##### Data rows

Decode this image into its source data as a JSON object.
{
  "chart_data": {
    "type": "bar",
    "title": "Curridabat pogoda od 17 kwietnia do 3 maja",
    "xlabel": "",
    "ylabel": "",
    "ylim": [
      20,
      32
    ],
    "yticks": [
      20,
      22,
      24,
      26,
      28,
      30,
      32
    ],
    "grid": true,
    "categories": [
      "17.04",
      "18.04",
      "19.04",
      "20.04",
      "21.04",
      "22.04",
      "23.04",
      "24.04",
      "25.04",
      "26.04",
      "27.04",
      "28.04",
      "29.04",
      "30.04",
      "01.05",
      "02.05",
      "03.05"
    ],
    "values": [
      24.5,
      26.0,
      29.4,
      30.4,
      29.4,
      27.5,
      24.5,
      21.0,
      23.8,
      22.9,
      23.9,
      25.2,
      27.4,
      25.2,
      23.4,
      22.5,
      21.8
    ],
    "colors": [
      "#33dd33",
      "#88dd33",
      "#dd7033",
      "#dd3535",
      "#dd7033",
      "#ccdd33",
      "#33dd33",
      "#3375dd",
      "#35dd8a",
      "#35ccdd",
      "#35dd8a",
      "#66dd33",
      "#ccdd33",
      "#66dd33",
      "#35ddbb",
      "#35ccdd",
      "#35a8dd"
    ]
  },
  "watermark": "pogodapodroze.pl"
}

##########

• **Problem statement**: Using the data above, repeat every line exactly.

• **Response to this exercise**:
Decode this image into its source data as a JSON object.
{
  "chart_data": {
    "type": "bar",
    "title": "Curridabat pogoda od 17 kwietnia do 3 maja",
    "xlabel": "",
    "ylabel": "",
    "ylim": [
      20,
      32
    ],
    "yticks": [
      20,
      22,
      24,
      26,
      28,
      30,
      32
    ],
    "grid": true,
    "categories": [
      "17.04",
      "18.04",
      "19.04",
      "20.04",
      "21.04",
      "22.04",
      "23.04",
      "24.04",
      "25.04",
      "26.04",
      "27.04",
      "28.04",
      "29.04",
      "30.04",
      "01.05",
      "02.05",
      "03.05"
    ],
    "values": [
      24.5,
      26.0,
      29.4,
      30.4,
      29.4,
      27.5,
      24.5,
      21.0,
      23.8,
      22.9,
      23.9,
      25.2,
      27.4,
      25.2,
      23.4,
      22.5,
      21.8
    ],
    "colors": [
      "#33dd33",
      "#88dd33",
      "#dd7033",
      "#dd3535",
      "#dd7033",
      "#ccdd33",
      "#33dd33",
      "#3375dd",
      "#35dd8a",
      "#35ccdd",
      "#35dd8a",
      "#66dd33",
      "#ccdd33",
      "#66dd33",
      "#35ddbb",
      "#35ccdd",
      "#35a8dd"
    ]
  },
  "watermark": "pogodapodroze.pl"
}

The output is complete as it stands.